- RECORD EXCERPTS -
============================================================
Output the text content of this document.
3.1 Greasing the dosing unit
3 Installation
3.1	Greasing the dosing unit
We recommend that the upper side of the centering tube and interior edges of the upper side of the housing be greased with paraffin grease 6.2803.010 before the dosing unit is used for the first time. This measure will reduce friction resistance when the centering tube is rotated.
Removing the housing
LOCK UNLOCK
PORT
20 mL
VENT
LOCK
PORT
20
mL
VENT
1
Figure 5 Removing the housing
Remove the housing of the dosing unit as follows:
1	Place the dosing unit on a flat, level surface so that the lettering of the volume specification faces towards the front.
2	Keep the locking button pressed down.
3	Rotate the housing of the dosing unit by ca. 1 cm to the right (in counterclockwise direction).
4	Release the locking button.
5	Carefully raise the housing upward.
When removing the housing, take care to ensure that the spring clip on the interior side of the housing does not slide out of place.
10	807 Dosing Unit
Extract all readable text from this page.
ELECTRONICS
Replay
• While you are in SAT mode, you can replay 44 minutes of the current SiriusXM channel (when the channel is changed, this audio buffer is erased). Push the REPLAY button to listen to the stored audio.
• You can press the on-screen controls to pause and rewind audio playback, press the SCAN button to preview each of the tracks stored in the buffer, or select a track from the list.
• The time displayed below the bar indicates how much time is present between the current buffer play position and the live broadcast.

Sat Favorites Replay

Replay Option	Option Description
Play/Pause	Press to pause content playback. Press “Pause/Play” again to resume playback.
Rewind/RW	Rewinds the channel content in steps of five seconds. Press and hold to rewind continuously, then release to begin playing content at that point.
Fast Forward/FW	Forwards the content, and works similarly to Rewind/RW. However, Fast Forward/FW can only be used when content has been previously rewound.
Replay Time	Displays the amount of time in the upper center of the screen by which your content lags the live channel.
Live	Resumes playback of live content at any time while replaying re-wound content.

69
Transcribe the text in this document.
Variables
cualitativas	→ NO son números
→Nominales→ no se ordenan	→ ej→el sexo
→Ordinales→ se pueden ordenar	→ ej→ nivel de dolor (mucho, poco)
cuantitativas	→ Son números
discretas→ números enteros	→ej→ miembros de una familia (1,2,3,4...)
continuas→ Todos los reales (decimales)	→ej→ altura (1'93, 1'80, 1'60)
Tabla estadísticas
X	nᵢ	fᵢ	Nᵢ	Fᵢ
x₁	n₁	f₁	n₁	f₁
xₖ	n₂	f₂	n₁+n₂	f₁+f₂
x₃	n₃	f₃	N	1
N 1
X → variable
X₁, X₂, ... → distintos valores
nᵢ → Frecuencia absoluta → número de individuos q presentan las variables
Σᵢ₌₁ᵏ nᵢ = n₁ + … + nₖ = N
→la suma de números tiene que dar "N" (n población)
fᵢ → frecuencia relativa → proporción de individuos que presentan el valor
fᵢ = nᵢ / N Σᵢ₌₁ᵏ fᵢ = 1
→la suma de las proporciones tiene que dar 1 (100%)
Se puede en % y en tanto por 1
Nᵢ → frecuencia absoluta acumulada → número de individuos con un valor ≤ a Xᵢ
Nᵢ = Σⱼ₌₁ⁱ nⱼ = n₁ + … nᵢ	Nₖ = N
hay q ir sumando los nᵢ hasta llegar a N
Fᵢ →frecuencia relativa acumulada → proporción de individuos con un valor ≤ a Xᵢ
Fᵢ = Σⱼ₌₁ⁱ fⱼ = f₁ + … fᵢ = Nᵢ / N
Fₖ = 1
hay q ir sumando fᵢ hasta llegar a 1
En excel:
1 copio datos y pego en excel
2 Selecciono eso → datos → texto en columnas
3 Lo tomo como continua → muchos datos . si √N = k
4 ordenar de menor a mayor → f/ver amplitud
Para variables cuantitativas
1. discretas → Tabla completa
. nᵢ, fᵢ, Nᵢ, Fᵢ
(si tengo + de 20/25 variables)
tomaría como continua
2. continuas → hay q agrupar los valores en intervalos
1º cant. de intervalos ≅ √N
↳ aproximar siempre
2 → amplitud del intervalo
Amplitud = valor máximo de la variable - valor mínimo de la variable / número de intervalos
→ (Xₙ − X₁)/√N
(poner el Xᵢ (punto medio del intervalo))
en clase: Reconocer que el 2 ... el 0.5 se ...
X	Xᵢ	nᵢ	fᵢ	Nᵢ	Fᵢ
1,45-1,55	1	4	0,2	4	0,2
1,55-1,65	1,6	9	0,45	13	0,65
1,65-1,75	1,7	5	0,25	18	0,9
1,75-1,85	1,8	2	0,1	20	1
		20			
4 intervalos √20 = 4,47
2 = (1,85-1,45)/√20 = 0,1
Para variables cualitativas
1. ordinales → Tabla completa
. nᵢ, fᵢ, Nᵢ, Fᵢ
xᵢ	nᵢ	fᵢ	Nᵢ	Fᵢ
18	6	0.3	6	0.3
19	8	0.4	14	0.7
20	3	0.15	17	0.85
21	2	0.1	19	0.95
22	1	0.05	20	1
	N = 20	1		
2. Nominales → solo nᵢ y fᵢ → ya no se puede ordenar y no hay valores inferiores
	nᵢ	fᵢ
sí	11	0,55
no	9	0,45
============================================================
- DO THIS -
Look through the entries above and list every line containing "ordenar".

- RESULT OF THIS TASK -
→Ordinales→ se pueden ordenar	→ ej→ nivel de dolor (mucho, poco)
4 ordenar de menor a mayor → f/ver amplitud
2. Nominales → solo nᵢ y fᵢ → ya no se puede ordenar y no hay valores inferiores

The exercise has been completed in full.